# The request:
Count the lines in the data below where the string "directory" occurs, please, and give the number alone.

— Start Data for processing —

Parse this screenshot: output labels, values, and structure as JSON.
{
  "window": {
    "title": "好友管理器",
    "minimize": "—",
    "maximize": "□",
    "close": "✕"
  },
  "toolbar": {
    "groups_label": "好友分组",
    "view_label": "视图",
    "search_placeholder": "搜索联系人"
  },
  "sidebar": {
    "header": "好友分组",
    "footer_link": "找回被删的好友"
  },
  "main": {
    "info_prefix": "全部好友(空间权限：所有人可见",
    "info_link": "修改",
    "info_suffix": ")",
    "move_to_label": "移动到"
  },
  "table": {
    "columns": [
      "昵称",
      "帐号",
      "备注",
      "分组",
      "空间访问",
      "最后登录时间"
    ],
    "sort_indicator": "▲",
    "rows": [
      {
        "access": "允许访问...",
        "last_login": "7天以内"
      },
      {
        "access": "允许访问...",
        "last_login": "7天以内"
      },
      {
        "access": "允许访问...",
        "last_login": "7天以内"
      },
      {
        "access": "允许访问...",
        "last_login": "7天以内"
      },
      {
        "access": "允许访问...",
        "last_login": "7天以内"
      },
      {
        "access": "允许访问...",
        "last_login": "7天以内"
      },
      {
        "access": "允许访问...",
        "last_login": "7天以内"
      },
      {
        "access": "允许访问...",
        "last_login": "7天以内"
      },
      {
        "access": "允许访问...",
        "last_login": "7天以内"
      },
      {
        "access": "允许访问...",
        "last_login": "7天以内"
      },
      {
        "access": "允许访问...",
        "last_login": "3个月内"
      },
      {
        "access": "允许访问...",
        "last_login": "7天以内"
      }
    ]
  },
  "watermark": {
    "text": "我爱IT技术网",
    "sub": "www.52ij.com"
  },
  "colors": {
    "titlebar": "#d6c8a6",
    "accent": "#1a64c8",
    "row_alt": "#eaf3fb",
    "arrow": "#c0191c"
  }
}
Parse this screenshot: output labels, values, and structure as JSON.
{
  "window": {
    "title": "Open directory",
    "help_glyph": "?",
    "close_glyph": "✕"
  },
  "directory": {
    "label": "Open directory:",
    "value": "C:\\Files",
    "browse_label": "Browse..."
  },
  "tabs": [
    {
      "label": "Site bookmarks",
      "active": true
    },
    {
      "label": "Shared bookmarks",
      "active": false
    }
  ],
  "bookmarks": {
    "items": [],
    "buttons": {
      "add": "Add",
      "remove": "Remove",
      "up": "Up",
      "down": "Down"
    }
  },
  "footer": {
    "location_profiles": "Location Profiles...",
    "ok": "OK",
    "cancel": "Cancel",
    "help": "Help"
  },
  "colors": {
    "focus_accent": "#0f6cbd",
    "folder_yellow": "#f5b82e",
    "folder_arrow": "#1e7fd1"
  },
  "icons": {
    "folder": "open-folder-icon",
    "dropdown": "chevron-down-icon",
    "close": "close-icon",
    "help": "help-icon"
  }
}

— End Data for processing —

# Task solution:
3